What the task asks - Reproduce every entry exactly, without alteration.

==================================================

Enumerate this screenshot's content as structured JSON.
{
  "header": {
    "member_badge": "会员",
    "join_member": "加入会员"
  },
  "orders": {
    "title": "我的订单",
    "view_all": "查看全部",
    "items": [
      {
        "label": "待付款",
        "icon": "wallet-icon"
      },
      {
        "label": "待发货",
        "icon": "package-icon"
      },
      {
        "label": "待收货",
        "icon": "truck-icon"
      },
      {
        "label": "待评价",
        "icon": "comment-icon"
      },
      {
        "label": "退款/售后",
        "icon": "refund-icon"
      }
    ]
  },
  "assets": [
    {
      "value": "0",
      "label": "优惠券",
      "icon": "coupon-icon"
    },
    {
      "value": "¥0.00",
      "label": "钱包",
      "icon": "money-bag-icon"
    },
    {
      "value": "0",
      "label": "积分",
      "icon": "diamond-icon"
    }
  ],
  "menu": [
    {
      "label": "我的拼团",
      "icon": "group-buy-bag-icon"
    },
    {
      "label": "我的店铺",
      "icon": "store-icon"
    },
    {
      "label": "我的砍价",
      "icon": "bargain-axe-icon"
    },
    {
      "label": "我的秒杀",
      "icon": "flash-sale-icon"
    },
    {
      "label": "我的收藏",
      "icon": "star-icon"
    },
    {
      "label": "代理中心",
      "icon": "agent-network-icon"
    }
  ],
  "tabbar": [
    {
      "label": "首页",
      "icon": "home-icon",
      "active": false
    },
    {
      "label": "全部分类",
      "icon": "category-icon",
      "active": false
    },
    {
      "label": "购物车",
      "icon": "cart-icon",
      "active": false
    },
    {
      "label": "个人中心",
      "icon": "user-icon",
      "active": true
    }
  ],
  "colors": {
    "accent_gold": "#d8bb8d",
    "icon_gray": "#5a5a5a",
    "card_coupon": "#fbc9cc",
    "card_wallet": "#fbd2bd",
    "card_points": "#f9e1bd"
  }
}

==================================================

Answer for the task -
Enumerate this screenshot's content as structured JSON.
{
  "header": {
    "member_badge": "会员",
    "join_member": "加入会员"
  },
  "orders": {
    "title": "我的订单",
    "view_all": "查看全部",
    "items": [
      {
        "label": "待付款",
        "icon": "wallet-icon"
      },
      {
        "label": "待发货",
        "icon": "package-icon"
      },
      {
        "label": "待收货",
        "icon": "truck-icon"
      },
      {
        "label": "待评价",
        "icon": "comment-icon"
      },
      {
        "label": "退款/售后",
        "icon": "refund-icon"
      }
    ]
  },
  "assets": [
    {
      "value": "0",
      "label": "优惠券",
      "icon": "coupon-icon"
    },
    {
      "value": "¥0.00",
      "label": "钱包",
      "icon": "money-bag-icon"
    },
    {
      "value": "0",
      "label": "积分",
      "icon": "diamond-icon"
    }
  ],
  "menu": [
    {
      "label": "我的拼团",
      "icon": "group-buy-bag-icon"
    },
    {
      "label": "我的店铺",
      "icon": "store-icon"
    },
    {
      "label": "我的砍价",
      "icon": "bargain-axe-icon"
    },
    {
      "label": "我的秒杀",
      "icon": "flash-sale-icon"
    },
    {
      "label": "我的收藏",
      "icon": "star-icon"
    },
    {
      "label": "代理中心",
      "icon": "agent-network-icon"
    }
  ],
  "tabbar": [
    {
      "label": "首页",
      "icon": "home-icon",
      "active": false
    },
    {
      "label": "全部分类",
      "icon": "category-icon",
      "active": false
    },
    {
      "label": "购物车",
      "icon": "cart-icon",
      "active": false
    },
    {
      "label": "个人中心",
      "icon": "user-icon",
      "active": true
    }
  ],
  "colors": {
    "accent_gold": "#d8bb8d",
    "icon_gray": "#5a5a5a",
    "card_coupon": "#fbc9cc",
    "card_wallet": "#fbd2bd",
    "card_points": "#f9e1bd"
  }
}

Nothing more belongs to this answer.